● GIVEN PROBLEM
Look through the material and copy each line holding "like".

◆ ◆ ◆ ◆ ◆ ◆ ◆

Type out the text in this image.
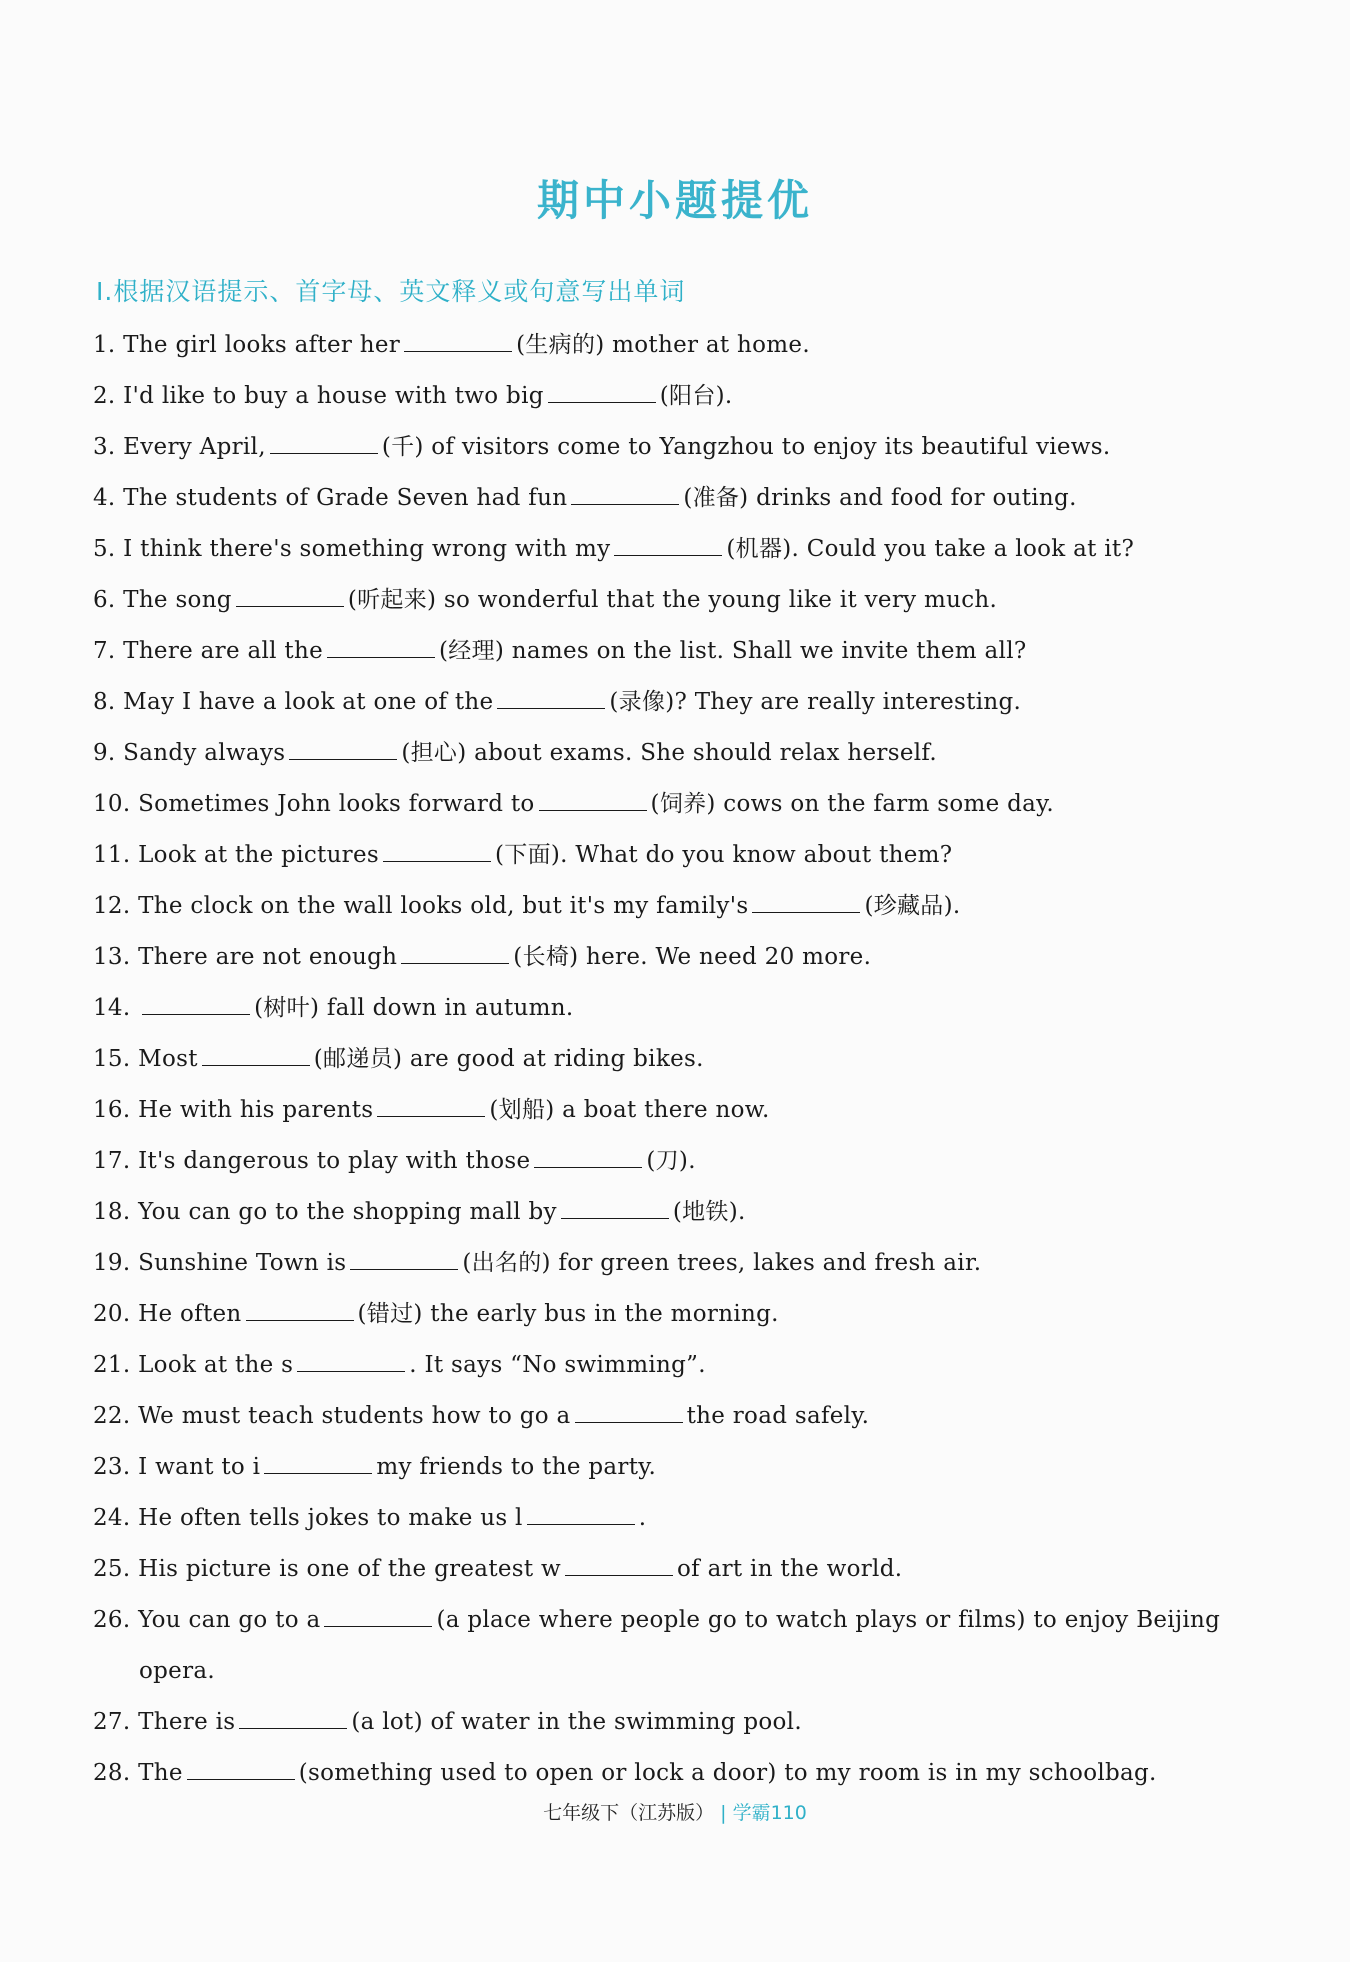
期中小题提优
Ⅰ.根据汉语提示、首字母、英文释义或句意写出单词
1. The girl looks after her	(生病的) mother at home.
2. I'd like to buy a house with two big	(阳台).
3. Every April,	(千) of visitors come to Yangzhou to enjoy its beautiful views.
4. The students of Grade Seven had fun	(准备) drinks and food for outing.
5. I think there's something wrong with my	(机器). Could you take a look at it?
6. The song	(听起来) so wonderful that the young like it very much.
7. There are all the	(经理) names on the list. Shall we invite them all?
8. May I have a look at one of the	(录像)? They are really interesting.
9. Sandy always	(担心) about exams. She should relax herself.
10. Sometimes John looks forward to	(饲养) cows on the farm some day.
11. Look at the pictures	(下面). What do you know about them?
12. The clock on the wall looks old, but it's my family's	(珍藏品).
13. There are not enough	(长椅) here. We need 20 more.
14.	(树叶) fall down in autumn.
15. Most	(邮递员) are good at riding bikes.
16. He with his parents	(划船) a boat there now.
17. It's dangerous to play with those	(刀).
18. You can go to the shopping mall by	(地铁).
19. Sunshine Town is	(出名的) for green trees, lakes and fresh air.
20. He often	(错过) the early bus in the morning.
21. Look at the s	. It says “No swimming”.
22. We must teach students how to go a	the road safely.
23. I want to i	my friends to the party.
24. He often tells jokes to make us l	.
25. His picture is one of the greatest w	of art in the world.
26. You can go to a	(a place where people go to watch plays or films) to enjoy Beijing
opera.
27. There is	(a lot) of water in the swimming pool.
28. The	(something used to open or lock a door) to my room is in my schoolbag.
七年级下（江苏版） | 学霸110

◆ ◆ ◆ ◆ ◆ ◆ ◆

● RESULT
2. I'd like to buy a house with two big	(阳台).
6. The song	(听起来) so wonderful that the young like it very much.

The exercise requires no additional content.